→ **Task objective**
Drop the pictures from the entries below, then reproduce the rest exactly.
-- Start --
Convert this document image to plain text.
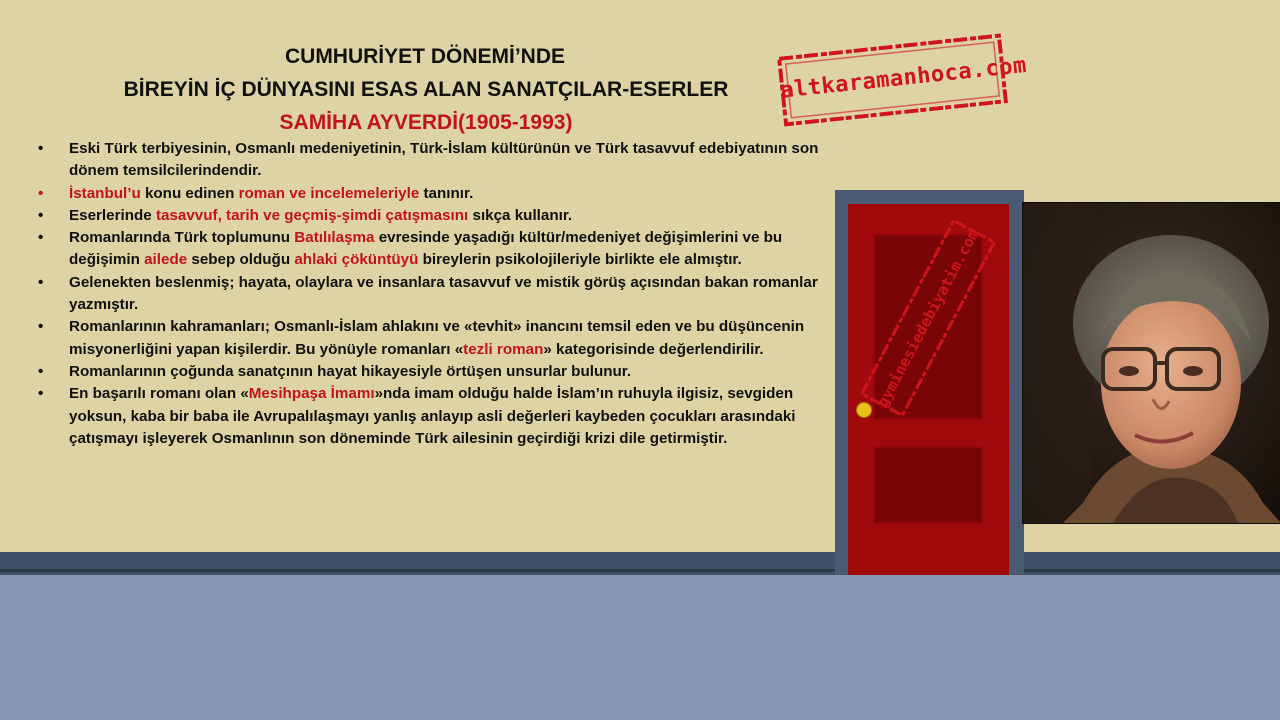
CUMHURİYET DÖNEMİ’NDE
BİREYİN İÇ DÜNYASINI ESAS ALAN SANATÇILAR-ESERLER
SAMİHA AYVERDİ(1905-1993)
•	Eski Türk terbiyesinin, Osmanlı medeniyetinin, Türk-İslam kültürünün ve Türk tasavvuf edebiyatının son dönem temsilcilerindendir.
•	İstanbul’u konu edinen roman ve incelemeleriyle tanınır.
•	Eserlerinde tasavvuf, tarih ve geçmiş-şimdi çatışmasını sıkça kullanır.
•	Romanlarında Türk toplumunu Batılılaşma evresinde yaşadığı kültür/medeniyet değişimlerini ve bu değişimin ailede sebep olduğu ahlaki çöküntüyü bireylerin psikolojileriyle birlikte ele almıştır.
•	Gelenekten beslenmiş; hayata, olaylara ve insanlara tasavvuf ve mistik görüş açısından bakan romanlar yazmıştır.
•	Romanlarının kahramanları; Osmanlı-İslam ahlakını ve «tevhit» inancını temsil eden ve bu düşüncenin misyonerliğini yapan kişilerdir. Bu yönüyle romanları «tezli roman» kategorisinde değerlendirilir.
•	Romanlarının çoğunda sanatçının hayat hikayesiyle örtüşen unsurlar bulunur.
•	En başarılı romanı olan «Mesihpaşa İmamı»nda imam olduğu halde İslam’ın ruhuyla ilgisiz, sevgiden yoksun, kaba bir baba ile Avrupalılaşmayı yanlış anlayıp asli değerleri kaybeden çocukları arasındaki çatışmayı işleyerek Osmanlının son döneminde Türk ailesinin geçirdiği krizi dile getirmiştir.
altkaramanhoca.com
gyminesiedebiyatim.com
-- End --
→ **Correct result**
Convert this document image to plain text.
CUMHURİYET DÖNEMİ’NDE
BİREYİN İÇ DÜNYASINI ESAS ALAN SANATÇILAR-ESERLER
SAMİHA AYVERDİ(1905-1993)
•	Eski Türk terbiyesinin, Osmanlı medeniyetinin, Türk-İslam kültürünün ve Türk tasavvuf edebiyatının son dönem temsilcilerindendir.
•	İstanbul’u konu edinen roman ve incelemeleriyle tanınır.
•	Eserlerinde tasavvuf, tarih ve geçmiş-şimdi çatışmasını sıkça kullanır.
•	Romanlarında Türk toplumunu Batılılaşma evresinde yaşadığı kültür/medeniyet değişimlerini ve bu değişimin ailede sebep olduğu ahlaki çöküntüyü bireylerin psikolojileriyle birlikte ele almıştır.
•	Gelenekten beslenmiş; hayata, olaylara ve insanlara tasavvuf ve mistik görüş açısından bakan romanlar yazmıştır.
•	Romanlarının kahramanları; Osmanlı-İslam ahlakını ve «tevhit» inancını temsil eden ve bu düşüncenin misyonerliğini yapan kişilerdir. Bu yönüyle romanları «tezli roman» kategorisinde değerlendirilir.
•	Romanlarının çoğunda sanatçının hayat hikayesiyle örtüşen unsurlar bulunur.
•	En başarılı romanı olan «Mesihpaşa İmamı»nda imam olduğu halde İslam’ın ruhuyla ilgisiz, sevgiden yoksun, kaba bir baba ile Avrupalılaşmayı yanlış anlayıp asli değerleri kaybeden çocukları arasındaki çatışmayı işleyerek Osmanlının son döneminde Türk ailesinin geçirdiği krizi dile getirmiştir.
altkaramanhoca.com
gyminesiedebiyatim.com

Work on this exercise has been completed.